>> start

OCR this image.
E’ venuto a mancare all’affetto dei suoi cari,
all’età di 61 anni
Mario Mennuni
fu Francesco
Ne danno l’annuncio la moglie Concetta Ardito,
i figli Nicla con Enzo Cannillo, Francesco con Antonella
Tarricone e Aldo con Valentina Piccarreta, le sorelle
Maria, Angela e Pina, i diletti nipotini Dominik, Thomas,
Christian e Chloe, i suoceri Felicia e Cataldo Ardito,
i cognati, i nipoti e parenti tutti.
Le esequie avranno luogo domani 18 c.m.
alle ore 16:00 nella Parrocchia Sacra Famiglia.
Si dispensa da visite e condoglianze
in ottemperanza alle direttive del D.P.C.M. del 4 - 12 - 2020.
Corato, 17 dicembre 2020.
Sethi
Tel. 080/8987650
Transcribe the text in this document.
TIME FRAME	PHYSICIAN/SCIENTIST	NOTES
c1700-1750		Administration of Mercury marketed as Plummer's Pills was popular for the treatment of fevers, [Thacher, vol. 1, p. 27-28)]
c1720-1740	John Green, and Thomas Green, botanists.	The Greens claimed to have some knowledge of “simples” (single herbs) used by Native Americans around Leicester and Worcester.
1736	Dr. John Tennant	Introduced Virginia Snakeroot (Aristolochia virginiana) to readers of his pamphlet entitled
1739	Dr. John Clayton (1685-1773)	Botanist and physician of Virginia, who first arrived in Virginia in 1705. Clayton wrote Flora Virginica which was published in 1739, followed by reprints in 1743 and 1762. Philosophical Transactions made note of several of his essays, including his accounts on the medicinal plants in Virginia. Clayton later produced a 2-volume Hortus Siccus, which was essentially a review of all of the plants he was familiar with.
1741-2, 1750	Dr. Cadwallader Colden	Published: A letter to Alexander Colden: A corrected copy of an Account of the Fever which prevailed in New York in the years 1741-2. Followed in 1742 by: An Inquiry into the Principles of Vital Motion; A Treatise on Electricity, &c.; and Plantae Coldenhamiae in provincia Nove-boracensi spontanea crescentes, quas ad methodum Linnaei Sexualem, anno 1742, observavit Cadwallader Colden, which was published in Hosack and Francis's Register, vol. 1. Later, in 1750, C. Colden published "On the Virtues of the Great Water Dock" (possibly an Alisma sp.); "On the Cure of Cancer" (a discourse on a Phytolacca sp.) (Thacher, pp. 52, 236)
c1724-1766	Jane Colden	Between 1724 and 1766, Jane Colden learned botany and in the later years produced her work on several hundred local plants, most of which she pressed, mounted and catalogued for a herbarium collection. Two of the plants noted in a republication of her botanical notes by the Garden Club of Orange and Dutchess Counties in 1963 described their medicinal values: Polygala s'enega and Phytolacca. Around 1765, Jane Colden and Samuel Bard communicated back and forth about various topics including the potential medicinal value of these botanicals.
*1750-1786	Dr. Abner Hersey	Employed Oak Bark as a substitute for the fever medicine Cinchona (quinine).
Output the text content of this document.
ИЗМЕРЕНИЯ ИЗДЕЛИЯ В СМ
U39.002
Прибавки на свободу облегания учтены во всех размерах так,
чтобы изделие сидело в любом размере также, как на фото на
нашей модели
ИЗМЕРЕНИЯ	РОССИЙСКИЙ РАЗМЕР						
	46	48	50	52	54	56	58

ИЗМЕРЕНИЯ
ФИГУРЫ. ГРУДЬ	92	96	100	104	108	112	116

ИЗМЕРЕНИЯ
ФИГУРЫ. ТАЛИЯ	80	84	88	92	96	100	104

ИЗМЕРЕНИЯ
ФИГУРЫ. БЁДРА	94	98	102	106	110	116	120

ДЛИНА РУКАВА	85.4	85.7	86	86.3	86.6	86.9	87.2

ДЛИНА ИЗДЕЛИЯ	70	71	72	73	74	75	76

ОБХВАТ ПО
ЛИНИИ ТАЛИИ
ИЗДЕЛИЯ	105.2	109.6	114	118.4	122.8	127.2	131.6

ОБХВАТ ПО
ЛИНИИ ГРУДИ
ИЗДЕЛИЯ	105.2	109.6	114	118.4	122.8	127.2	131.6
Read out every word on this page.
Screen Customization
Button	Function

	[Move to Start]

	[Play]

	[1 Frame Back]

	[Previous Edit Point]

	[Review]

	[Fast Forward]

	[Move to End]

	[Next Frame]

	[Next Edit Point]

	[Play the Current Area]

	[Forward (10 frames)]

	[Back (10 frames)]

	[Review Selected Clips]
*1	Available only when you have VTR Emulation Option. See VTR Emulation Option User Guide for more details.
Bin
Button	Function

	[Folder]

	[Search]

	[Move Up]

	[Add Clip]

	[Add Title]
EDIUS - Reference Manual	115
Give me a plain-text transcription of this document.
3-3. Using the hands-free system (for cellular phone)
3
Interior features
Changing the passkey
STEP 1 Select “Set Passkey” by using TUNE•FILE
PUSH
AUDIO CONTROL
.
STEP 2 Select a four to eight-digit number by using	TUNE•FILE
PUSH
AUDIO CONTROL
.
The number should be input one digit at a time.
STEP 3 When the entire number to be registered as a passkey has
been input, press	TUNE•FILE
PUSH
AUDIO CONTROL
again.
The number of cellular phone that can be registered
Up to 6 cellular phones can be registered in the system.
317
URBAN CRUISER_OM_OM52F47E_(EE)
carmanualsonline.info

>> end

Directive »
Find all lines where the word "Edit" appears. Copy them.

Expected answer »
	[Previous Edit Point]
	[Next Edit Point]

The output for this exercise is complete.